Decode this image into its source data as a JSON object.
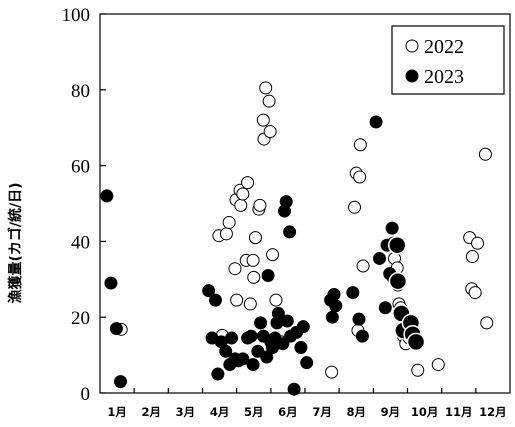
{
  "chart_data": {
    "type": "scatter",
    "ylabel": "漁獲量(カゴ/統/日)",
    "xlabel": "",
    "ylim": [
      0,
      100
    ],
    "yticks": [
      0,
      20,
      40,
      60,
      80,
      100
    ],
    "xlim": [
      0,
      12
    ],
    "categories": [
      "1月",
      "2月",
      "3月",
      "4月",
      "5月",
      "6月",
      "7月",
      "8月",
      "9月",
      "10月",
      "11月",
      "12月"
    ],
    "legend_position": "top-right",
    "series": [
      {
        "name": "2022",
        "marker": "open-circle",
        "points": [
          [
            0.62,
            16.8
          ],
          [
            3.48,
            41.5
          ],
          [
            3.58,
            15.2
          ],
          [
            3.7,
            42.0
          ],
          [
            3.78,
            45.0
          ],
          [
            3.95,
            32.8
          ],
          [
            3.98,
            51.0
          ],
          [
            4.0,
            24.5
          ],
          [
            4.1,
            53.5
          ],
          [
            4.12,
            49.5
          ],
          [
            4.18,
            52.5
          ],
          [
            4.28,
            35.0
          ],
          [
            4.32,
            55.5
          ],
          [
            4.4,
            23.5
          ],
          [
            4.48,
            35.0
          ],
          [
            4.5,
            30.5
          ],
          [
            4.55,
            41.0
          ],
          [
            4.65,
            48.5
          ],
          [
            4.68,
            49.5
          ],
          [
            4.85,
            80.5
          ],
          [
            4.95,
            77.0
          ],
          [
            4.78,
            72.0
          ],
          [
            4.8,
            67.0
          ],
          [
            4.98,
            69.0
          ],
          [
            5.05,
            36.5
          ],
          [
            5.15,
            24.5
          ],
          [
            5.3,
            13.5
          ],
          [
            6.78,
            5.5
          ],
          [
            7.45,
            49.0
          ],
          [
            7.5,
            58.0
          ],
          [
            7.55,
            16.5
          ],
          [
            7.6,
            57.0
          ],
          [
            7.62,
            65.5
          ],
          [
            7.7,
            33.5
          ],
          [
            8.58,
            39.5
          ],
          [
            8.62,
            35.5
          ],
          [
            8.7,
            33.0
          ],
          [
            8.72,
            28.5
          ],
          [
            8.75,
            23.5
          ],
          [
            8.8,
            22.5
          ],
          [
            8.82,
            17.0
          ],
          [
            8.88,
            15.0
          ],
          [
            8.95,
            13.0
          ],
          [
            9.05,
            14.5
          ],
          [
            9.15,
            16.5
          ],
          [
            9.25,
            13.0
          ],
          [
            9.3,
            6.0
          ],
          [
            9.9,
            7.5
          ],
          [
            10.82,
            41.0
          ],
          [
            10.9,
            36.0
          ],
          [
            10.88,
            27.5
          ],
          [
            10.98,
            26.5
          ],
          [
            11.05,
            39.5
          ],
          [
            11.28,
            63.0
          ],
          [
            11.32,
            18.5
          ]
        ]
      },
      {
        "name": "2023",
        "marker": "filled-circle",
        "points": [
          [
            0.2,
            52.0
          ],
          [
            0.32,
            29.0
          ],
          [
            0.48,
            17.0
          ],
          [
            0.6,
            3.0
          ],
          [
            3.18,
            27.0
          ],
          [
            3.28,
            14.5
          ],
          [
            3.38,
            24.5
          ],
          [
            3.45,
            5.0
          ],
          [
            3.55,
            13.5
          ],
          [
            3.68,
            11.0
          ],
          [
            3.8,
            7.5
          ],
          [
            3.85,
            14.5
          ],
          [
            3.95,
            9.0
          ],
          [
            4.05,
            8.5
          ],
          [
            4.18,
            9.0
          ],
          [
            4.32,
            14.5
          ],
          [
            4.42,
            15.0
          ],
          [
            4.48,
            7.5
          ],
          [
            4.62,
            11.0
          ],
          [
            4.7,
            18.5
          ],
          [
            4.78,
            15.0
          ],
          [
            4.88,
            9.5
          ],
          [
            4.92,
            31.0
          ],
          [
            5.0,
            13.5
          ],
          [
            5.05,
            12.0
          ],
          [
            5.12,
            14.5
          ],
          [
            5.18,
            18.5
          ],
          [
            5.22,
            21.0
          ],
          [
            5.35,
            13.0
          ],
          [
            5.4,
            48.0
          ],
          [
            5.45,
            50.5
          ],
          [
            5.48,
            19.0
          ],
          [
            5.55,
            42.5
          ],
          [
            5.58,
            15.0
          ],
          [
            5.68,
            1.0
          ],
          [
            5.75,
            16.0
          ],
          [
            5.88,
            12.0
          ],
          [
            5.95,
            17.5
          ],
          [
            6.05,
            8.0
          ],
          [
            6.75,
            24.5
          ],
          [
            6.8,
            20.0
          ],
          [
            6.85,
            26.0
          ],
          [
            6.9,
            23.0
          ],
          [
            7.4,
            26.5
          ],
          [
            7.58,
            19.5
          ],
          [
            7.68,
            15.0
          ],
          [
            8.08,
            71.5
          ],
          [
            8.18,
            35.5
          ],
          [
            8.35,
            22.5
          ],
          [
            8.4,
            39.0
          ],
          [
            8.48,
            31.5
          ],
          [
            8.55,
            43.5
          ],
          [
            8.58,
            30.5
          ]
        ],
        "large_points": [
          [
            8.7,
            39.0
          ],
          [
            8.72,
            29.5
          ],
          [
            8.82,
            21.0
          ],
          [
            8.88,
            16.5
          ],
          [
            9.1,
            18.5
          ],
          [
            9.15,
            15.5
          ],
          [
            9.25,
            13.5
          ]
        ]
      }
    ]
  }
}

= = =

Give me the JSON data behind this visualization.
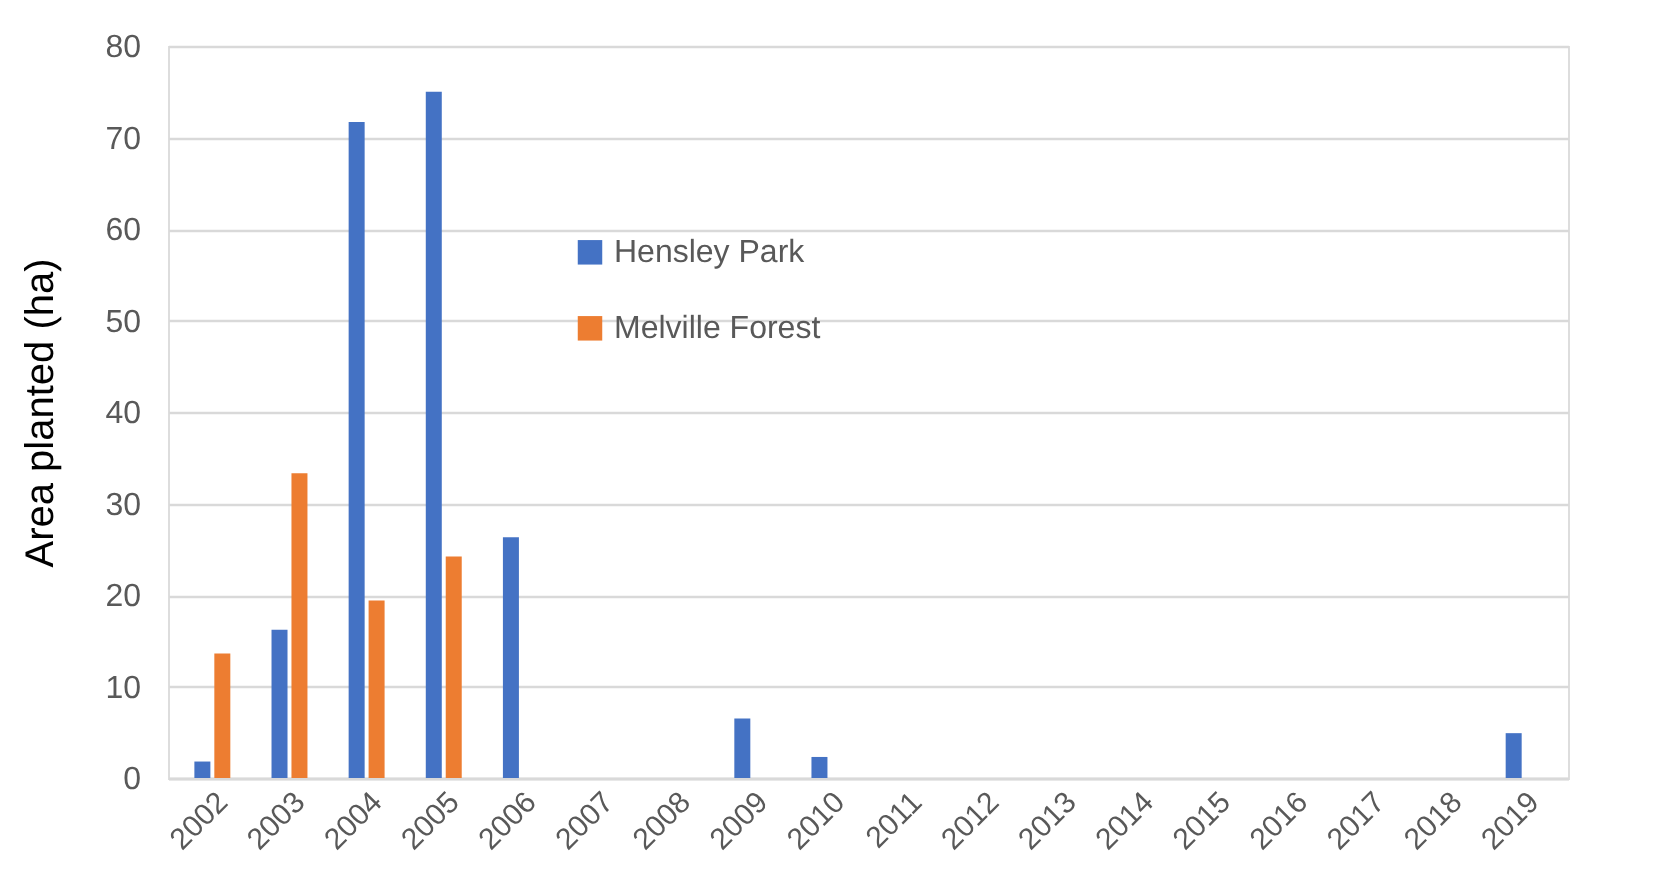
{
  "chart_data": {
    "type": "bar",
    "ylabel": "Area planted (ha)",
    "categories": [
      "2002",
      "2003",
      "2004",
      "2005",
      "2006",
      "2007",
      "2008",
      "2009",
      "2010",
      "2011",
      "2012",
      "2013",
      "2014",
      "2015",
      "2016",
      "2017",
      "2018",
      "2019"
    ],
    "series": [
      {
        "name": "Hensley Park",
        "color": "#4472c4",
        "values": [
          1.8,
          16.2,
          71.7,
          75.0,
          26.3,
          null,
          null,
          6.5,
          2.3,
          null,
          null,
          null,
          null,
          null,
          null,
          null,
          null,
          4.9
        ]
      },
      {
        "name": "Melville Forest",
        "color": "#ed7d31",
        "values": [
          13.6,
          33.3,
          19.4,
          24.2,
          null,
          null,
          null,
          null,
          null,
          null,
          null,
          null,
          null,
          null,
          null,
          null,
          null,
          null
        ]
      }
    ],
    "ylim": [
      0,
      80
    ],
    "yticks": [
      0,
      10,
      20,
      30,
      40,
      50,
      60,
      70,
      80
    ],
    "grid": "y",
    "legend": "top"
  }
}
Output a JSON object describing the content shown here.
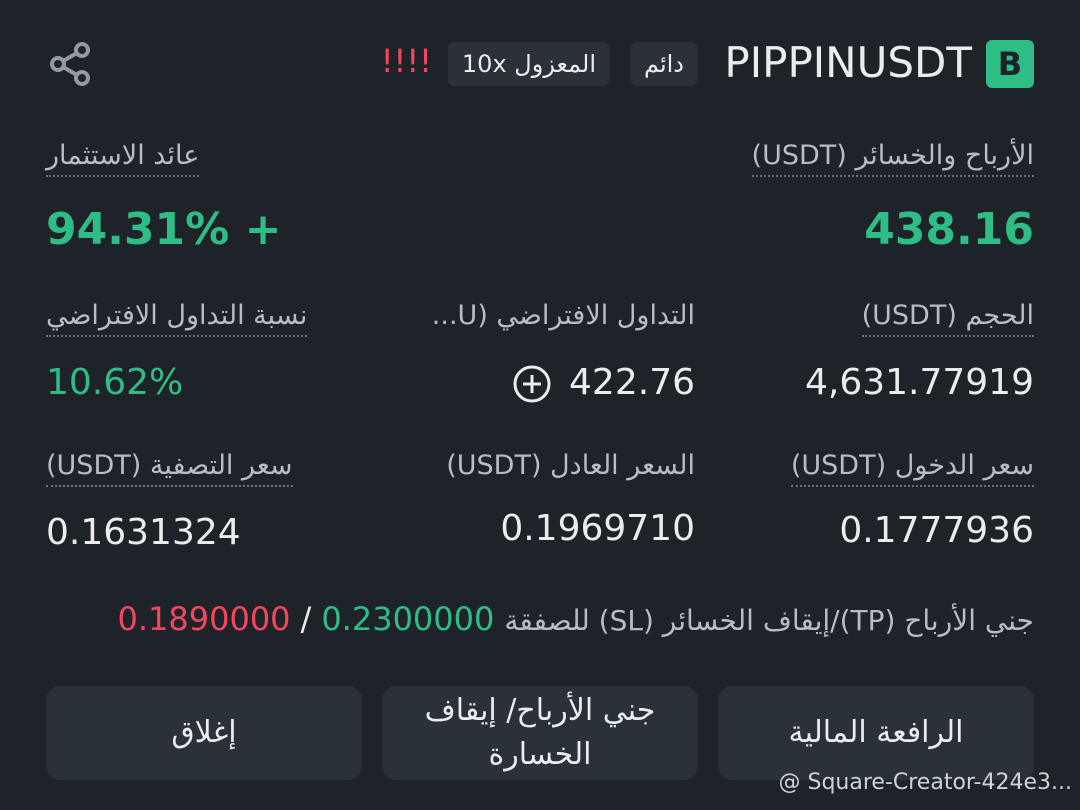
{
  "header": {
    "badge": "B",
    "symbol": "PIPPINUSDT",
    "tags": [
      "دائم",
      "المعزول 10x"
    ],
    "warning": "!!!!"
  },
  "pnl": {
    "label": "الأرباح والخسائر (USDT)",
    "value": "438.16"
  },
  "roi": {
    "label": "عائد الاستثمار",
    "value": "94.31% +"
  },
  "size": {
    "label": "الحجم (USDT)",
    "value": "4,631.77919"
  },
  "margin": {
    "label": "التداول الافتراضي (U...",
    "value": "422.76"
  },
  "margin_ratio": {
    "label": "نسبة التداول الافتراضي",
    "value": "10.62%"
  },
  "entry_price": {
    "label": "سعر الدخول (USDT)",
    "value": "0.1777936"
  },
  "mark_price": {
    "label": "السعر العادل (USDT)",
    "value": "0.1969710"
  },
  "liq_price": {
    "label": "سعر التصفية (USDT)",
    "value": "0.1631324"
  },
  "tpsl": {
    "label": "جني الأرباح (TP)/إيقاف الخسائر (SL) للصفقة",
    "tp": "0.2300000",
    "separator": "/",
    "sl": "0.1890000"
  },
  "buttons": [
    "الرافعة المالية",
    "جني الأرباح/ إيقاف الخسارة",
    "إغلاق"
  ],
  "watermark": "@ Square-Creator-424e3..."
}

= = =

> **Task objective**
Extract every line above that contains the word "ylabel".

> **Correct output**
    "ylabel": "漁獲量(カゴ/統/日)",
    "ylabel": "Area planted (ha)",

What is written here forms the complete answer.